■ **What the task requires**
Drop the pictures from the entries below, then reproduce the rest exactly.

Figure record extracts
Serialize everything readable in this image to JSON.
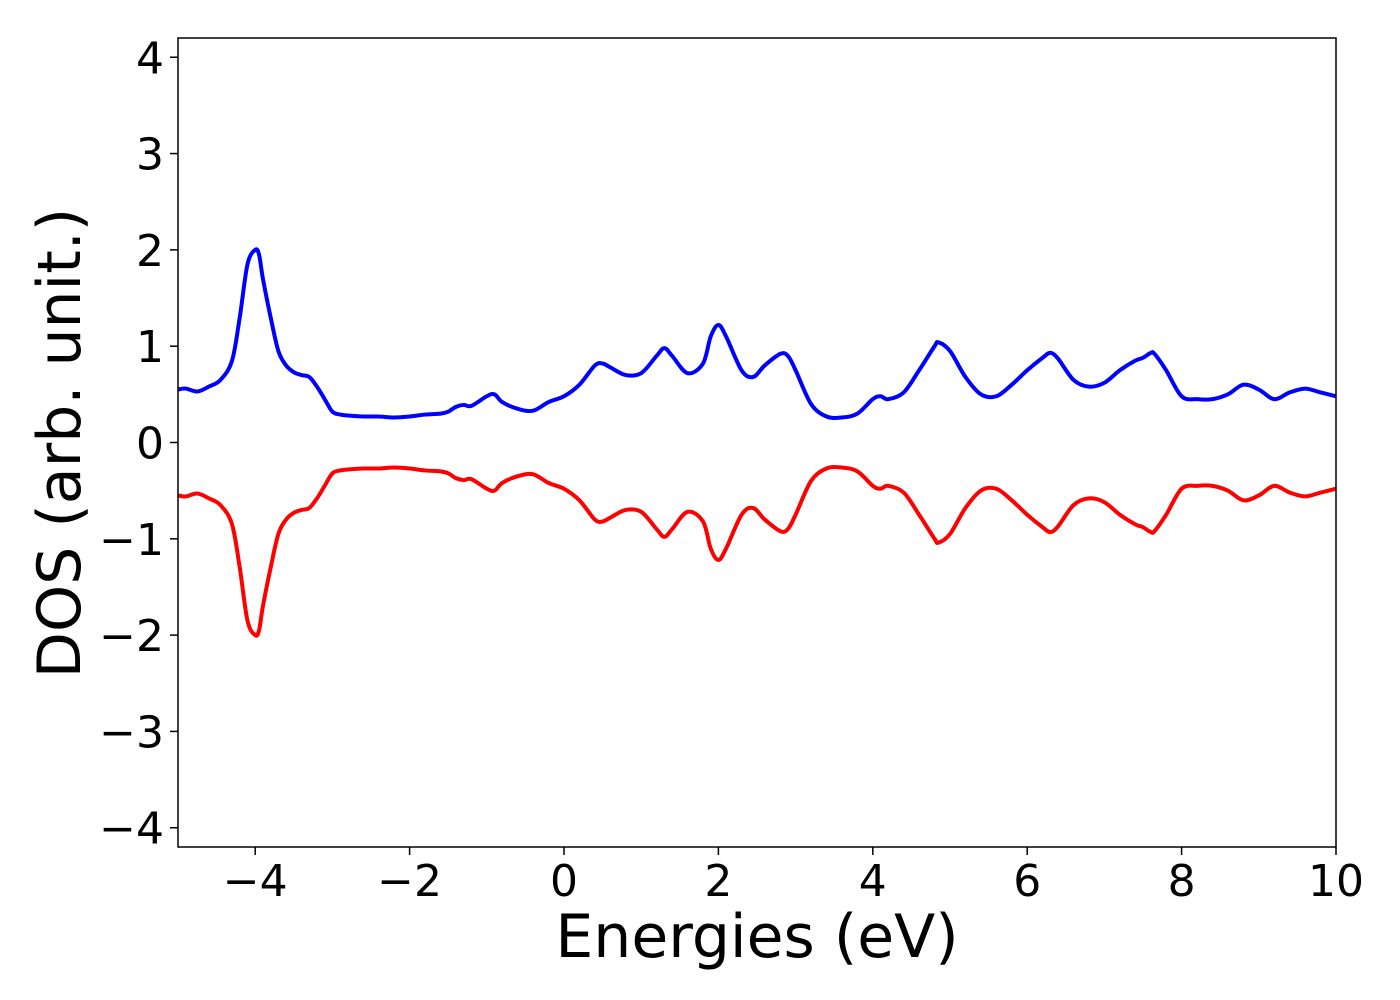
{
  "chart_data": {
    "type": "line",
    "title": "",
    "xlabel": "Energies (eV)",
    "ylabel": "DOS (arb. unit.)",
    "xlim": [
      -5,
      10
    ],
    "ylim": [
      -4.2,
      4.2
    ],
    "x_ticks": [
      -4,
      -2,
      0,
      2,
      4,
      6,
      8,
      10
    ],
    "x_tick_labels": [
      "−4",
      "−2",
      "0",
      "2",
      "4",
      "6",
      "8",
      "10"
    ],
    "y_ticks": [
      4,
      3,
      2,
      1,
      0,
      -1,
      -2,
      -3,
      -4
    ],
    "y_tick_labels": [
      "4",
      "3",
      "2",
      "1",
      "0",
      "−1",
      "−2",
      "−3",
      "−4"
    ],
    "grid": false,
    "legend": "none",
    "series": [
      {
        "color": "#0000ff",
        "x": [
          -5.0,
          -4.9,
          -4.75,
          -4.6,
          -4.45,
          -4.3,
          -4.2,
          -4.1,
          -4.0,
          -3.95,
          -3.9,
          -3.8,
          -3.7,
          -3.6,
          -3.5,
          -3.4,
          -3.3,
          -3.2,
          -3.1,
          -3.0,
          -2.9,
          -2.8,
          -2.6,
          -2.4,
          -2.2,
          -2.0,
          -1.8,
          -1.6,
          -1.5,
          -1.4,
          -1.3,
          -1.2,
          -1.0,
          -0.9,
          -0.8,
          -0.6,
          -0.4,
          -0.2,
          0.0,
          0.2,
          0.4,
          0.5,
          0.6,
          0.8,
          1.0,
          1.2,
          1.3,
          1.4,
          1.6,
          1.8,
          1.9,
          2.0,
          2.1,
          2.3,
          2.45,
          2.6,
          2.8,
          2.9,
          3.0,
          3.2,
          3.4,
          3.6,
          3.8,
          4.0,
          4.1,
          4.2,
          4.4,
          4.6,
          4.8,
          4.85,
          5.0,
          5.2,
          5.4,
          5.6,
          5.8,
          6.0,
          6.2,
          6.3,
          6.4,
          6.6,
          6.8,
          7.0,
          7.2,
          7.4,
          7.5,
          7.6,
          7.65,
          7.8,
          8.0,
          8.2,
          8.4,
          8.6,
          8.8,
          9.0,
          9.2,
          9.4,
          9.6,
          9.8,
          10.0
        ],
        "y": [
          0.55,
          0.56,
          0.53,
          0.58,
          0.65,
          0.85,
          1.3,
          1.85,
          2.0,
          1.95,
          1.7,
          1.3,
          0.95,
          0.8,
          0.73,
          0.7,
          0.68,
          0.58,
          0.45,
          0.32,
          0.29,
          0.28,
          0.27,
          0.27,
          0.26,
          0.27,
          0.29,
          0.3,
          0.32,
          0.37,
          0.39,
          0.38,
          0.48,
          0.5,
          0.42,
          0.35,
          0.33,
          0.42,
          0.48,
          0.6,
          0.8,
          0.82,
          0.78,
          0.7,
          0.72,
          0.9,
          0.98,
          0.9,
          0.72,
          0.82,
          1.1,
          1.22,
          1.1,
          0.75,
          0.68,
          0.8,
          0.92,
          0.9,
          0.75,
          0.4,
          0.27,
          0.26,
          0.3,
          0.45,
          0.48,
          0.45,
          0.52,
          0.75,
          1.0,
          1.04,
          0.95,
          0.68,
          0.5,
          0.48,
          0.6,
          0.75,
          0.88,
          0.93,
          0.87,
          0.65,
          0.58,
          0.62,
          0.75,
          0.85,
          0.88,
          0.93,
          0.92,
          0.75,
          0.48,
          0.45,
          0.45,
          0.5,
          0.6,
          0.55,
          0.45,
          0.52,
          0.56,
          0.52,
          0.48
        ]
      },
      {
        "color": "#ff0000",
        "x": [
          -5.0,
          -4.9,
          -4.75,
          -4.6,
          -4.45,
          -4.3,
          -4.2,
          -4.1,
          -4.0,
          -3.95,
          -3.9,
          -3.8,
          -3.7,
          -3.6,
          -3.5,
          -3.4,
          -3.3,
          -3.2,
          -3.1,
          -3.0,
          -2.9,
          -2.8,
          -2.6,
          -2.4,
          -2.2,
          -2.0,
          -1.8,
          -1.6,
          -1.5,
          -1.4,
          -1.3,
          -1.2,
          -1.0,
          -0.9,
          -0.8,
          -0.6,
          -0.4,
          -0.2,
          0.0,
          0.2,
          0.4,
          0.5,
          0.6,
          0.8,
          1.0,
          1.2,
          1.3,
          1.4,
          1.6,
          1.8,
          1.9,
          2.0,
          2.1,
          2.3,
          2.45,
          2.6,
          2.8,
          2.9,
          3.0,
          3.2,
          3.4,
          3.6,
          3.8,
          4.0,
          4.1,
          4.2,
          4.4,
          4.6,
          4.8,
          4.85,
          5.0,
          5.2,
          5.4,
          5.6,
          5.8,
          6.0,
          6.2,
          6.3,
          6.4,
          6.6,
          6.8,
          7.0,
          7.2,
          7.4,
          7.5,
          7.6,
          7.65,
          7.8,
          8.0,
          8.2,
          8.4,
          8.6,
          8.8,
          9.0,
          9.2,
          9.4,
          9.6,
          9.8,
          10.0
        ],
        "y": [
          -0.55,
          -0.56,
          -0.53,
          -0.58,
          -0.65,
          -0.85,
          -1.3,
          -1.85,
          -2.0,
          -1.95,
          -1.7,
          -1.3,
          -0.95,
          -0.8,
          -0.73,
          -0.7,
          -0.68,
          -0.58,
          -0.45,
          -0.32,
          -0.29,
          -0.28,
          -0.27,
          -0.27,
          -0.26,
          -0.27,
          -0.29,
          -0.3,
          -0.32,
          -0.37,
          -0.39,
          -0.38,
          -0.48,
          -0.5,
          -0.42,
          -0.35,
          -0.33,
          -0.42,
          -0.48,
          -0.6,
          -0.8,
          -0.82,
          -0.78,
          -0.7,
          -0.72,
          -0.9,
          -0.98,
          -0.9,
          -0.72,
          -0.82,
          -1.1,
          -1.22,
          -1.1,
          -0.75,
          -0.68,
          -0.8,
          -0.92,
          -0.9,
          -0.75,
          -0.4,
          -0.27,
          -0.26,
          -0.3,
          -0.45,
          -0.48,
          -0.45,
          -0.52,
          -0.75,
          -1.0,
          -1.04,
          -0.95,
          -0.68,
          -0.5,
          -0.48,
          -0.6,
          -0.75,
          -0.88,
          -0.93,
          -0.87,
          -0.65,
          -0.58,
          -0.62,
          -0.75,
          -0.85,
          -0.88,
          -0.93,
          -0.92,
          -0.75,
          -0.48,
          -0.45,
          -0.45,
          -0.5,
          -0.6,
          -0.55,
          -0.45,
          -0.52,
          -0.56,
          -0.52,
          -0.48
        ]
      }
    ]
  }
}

■ **Correct answer**
Serialize everything readable in this image to JSON.
{
  "chart_data": {
    "type": "line",
    "title": "",
    "xlabel": "Energies (eV)",
    "ylabel": "DOS (arb. unit.)",
    "xlim": [
      -5,
      10
    ],
    "ylim": [
      -4.2,
      4.2
    ],
    "x_ticks": [
      -4,
      -2,
      0,
      2,
      4,
      6,
      8,
      10
    ],
    "x_tick_labels": [
      "−4",
      "−2",
      "0",
      "2",
      "4",
      "6",
      "8",
      "10"
    ],
    "y_ticks": [
      4,
      3,
      2,
      1,
      0,
      -1,
      -2,
      -3,
      -4
    ],
    "y_tick_labels": [
      "4",
      "3",
      "2",
      "1",
      "0",
      "−1",
      "−2",
      "−3",
      "−4"
    ],
    "grid": false,
    "legend": "none",
    "series": [
      {
        "color": "#0000ff",
        "x": [
          -5.0,
          -4.9,
          -4.75,
          -4.6,
          -4.45,
          -4.3,
          -4.2,
          -4.1,
          -4.0,
          -3.95,
          -3.9,
          -3.8,
          -3.7,
          -3.6,
          -3.5,
          -3.4,
          -3.3,
          -3.2,
          -3.1,
          -3.0,
          -2.9,
          -2.8,
          -2.6,
          -2.4,
          -2.2,
          -2.0,
          -1.8,
          -1.6,
          -1.5,
          -1.4,
          -1.3,
          -1.2,
          -1.0,
          -0.9,
          -0.8,
          -0.6,
          -0.4,
          -0.2,
          0.0,
          0.2,
          0.4,
          0.5,
          0.6,
          0.8,
          1.0,
          1.2,
          1.3,
          1.4,
          1.6,
          1.8,
          1.9,
          2.0,
          2.1,
          2.3,
          2.45,
          2.6,
          2.8,
          2.9,
          3.0,
          3.2,
          3.4,
          3.6,
          3.8,
          4.0,
          4.1,
          4.2,
          4.4,
          4.6,
          4.8,
          4.85,
          5.0,
          5.2,
          5.4,
          5.6,
          5.8,
          6.0,
          6.2,
          6.3,
          6.4,
          6.6,
          6.8,
          7.0,
          7.2,
          7.4,
          7.5,
          7.6,
          7.65,
          7.8,
          8.0,
          8.2,
          8.4,
          8.6,
          8.8,
          9.0,
          9.2,
          9.4,
          9.6,
          9.8,
          10.0
        ],
        "y": [
          0.55,
          0.56,
          0.53,
          0.58,
          0.65,
          0.85,
          1.3,
          1.85,
          2.0,
          1.95,
          1.7,
          1.3,
          0.95,
          0.8,
          0.73,
          0.7,
          0.68,
          0.58,
          0.45,
          0.32,
          0.29,
          0.28,
          0.27,
          0.27,
          0.26,
          0.27,
          0.29,
          0.3,
          0.32,
          0.37,
          0.39,
          0.38,
          0.48,
          0.5,
          0.42,
          0.35,
          0.33,
          0.42,
          0.48,
          0.6,
          0.8,
          0.82,
          0.78,
          0.7,
          0.72,
          0.9,
          0.98,
          0.9,
          0.72,
          0.82,
          1.1,
          1.22,
          1.1,
          0.75,
          0.68,
          0.8,
          0.92,
          0.9,
          0.75,
          0.4,
          0.27,
          0.26,
          0.3,
          0.45,
          0.48,
          0.45,
          0.52,
          0.75,
          1.0,
          1.04,
          0.95,
          0.68,
          0.5,
          0.48,
          0.6,
          0.75,
          0.88,
          0.93,
          0.87,
          0.65,
          0.58,
          0.62,
          0.75,
          0.85,
          0.88,
          0.93,
          0.92,
          0.75,
          0.48,
          0.45,
          0.45,
          0.5,
          0.6,
          0.55,
          0.45,
          0.52,
          0.56,
          0.52,
          0.48
        ]
      },
      {
        "color": "#ff0000",
        "x": [
          -5.0,
          -4.9,
          -4.75,
          -4.6,
          -4.45,
          -4.3,
          -4.2,
          -4.1,
          -4.0,
          -3.95,
          -3.9,
          -3.8,
          -3.7,
          -3.6,
          -3.5,
          -3.4,
          -3.3,
          -3.2,
          -3.1,
          -3.0,
          -2.9,
          -2.8,
          -2.6,
          -2.4,
          -2.2,
          -2.0,
          -1.8,
          -1.6,
          -1.5,
          -1.4,
          -1.3,
          -1.2,
          -1.0,
          -0.9,
          -0.8,
          -0.6,
          -0.4,
          -0.2,
          0.0,
          0.2,
          0.4,
          0.5,
          0.6,
          0.8,
          1.0,
          1.2,
          1.3,
          1.4,
          1.6,
          1.8,
          1.9,
          2.0,
          2.1,
          2.3,
          2.45,
          2.6,
          2.8,
          2.9,
          3.0,
          3.2,
          3.4,
          3.6,
          3.8,
          4.0,
          4.1,
          4.2,
          4.4,
          4.6,
          4.8,
          4.85,
          5.0,
          5.2,
          5.4,
          5.6,
          5.8,
          6.0,
          6.2,
          6.3,
          6.4,
          6.6,
          6.8,
          7.0,
          7.2,
          7.4,
          7.5,
          7.6,
          7.65,
          7.8,
          8.0,
          8.2,
          8.4,
          8.6,
          8.8,
          9.0,
          9.2,
          9.4,
          9.6,
          9.8,
          10.0
        ],
        "y": [
          -0.55,
          -0.56,
          -0.53,
          -0.58,
          -0.65,
          -0.85,
          -1.3,
          -1.85,
          -2.0,
          -1.95,
          -1.7,
          -1.3,
          -0.95,
          -0.8,
          -0.73,
          -0.7,
          -0.68,
          -0.58,
          -0.45,
          -0.32,
          -0.29,
          -0.28,
          -0.27,
          -0.27,
          -0.26,
          -0.27,
          -0.29,
          -0.3,
          -0.32,
          -0.37,
          -0.39,
          -0.38,
          -0.48,
          -0.5,
          -0.42,
          -0.35,
          -0.33,
          -0.42,
          -0.48,
          -0.6,
          -0.8,
          -0.82,
          -0.78,
          -0.7,
          -0.72,
          -0.9,
          -0.98,
          -0.9,
          -0.72,
          -0.82,
          -1.1,
          -1.22,
          -1.1,
          -0.75,
          -0.68,
          -0.8,
          -0.92,
          -0.9,
          -0.75,
          -0.4,
          -0.27,
          -0.26,
          -0.3,
          -0.45,
          -0.48,
          -0.45,
          -0.52,
          -0.75,
          -1.0,
          -1.04,
          -0.95,
          -0.68,
          -0.5,
          -0.48,
          -0.6,
          -0.75,
          -0.88,
          -0.93,
          -0.87,
          -0.65,
          -0.58,
          -0.62,
          -0.75,
          -0.85,
          -0.88,
          -0.93,
          -0.92,
          -0.75,
          -0.48,
          -0.45,
          -0.45,
          -0.5,
          -0.6,
          -0.55,
          -0.45,
          -0.52,
          -0.56,
          -0.52,
          -0.48
        ]
      }
    ]
  }
}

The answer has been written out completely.